▶ Required task
Transcribe the entries that follow, word for word.

▶ Record excerpts

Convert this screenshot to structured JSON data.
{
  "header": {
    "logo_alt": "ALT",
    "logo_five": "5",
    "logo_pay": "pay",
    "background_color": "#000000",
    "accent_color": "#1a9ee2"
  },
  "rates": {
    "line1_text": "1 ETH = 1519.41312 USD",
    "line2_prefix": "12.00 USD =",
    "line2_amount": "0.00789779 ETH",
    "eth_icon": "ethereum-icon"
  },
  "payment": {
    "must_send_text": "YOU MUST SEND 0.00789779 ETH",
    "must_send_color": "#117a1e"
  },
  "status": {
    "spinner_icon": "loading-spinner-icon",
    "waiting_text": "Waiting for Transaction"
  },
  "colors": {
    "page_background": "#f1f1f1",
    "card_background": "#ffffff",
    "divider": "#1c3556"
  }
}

▶ The result
Convert this screenshot to structured JSON data.
{
  "header": {
    "logo_alt": "ALT",
    "logo_five": "5",
    "logo_pay": "pay",
    "background_color": "#000000",
    "accent_color": "#1a9ee2"
  },
  "rates": {
    "line1_text": "1 ETH = 1519.41312 USD",
    "line2_prefix": "12.00 USD =",
    "line2_amount": "0.00789779 ETH",
    "eth_icon": "ethereum-icon"
  },
  "payment": {
    "must_send_text": "YOU MUST SEND 0.00789779 ETH",
    "must_send_color": "#117a1e"
  },
  "status": {
    "spinner_icon": "loading-spinner-icon",
    "waiting_text": "Waiting for Transaction"
  },
  "colors": {
    "page_background": "#f1f1f1",
    "card_background": "#ffffff",
    "divider": "#1c3556"
  }
}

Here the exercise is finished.